**Input rows**
--------------------------------
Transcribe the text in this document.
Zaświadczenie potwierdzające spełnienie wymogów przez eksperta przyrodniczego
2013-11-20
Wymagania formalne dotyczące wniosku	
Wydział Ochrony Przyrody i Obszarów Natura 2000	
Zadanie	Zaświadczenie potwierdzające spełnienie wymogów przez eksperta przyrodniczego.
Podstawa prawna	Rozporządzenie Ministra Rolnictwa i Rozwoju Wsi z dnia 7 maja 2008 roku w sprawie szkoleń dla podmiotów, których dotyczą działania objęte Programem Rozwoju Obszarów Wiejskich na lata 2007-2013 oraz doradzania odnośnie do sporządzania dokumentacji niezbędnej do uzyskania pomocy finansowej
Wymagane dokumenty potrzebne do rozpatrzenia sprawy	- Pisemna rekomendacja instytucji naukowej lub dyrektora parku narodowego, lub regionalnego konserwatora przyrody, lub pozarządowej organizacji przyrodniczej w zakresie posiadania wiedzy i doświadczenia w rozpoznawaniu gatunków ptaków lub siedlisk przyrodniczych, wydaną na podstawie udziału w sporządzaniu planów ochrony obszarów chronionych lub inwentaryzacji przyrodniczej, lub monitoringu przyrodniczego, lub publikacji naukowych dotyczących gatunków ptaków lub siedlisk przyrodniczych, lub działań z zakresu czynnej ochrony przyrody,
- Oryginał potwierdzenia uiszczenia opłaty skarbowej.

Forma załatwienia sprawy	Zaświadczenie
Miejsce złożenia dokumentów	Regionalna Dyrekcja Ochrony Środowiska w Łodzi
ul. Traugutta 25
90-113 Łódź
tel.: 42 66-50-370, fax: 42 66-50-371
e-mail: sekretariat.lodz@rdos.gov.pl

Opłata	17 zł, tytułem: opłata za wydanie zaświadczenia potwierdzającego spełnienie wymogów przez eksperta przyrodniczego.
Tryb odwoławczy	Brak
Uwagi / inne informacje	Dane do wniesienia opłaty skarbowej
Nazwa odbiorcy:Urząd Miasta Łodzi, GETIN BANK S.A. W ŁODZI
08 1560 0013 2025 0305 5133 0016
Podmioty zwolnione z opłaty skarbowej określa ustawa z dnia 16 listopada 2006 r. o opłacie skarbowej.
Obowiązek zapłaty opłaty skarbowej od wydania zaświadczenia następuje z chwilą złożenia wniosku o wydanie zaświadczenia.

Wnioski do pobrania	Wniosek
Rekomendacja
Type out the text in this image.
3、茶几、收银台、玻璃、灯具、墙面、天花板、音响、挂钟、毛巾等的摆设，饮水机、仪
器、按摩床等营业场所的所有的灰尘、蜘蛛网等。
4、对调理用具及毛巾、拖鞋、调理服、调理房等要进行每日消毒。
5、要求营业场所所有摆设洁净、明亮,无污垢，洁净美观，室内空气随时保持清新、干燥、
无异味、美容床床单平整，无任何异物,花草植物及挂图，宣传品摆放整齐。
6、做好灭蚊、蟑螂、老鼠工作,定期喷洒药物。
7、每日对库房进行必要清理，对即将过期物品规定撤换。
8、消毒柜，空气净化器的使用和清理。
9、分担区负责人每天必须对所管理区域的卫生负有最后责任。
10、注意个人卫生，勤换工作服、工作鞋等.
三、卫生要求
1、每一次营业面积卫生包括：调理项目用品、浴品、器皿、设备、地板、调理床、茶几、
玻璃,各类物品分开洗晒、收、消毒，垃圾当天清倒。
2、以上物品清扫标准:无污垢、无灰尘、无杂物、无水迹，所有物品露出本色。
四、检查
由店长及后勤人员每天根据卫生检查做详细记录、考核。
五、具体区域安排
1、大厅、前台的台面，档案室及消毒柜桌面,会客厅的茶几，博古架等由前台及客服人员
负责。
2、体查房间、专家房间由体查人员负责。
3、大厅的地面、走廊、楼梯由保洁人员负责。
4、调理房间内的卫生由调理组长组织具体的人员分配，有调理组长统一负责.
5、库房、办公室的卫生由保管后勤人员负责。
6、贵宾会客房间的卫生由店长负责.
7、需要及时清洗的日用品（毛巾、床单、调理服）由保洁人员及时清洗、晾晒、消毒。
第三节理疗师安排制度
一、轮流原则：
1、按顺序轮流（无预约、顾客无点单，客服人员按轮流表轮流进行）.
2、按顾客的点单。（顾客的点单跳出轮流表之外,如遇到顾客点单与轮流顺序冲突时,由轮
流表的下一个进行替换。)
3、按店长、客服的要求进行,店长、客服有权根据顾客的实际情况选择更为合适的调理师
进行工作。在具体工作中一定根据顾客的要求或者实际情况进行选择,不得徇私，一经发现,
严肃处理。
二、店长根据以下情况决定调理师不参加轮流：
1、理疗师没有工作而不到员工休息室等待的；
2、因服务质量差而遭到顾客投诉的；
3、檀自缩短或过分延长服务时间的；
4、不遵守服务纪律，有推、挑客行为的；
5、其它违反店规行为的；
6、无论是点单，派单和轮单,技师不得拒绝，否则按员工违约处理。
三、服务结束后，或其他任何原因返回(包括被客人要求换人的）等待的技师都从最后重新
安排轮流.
--------------------------------
**Aim**
Go through the records and pull out each line that includes the word "spełnienie".

**Answer to the task**
Zaświadczenie potwierdzające spełnienie wymogów przez eksperta przyrodniczego
Zadanie	Zaświadczenie potwierdzające spełnienie wymogów przez eksperta przyrodniczego.
Opłata	17 zł, tytułem: opłata za wydanie zaświadczenia potwierdzającego spełnienie wymogów przez eksperta przyrodniczego.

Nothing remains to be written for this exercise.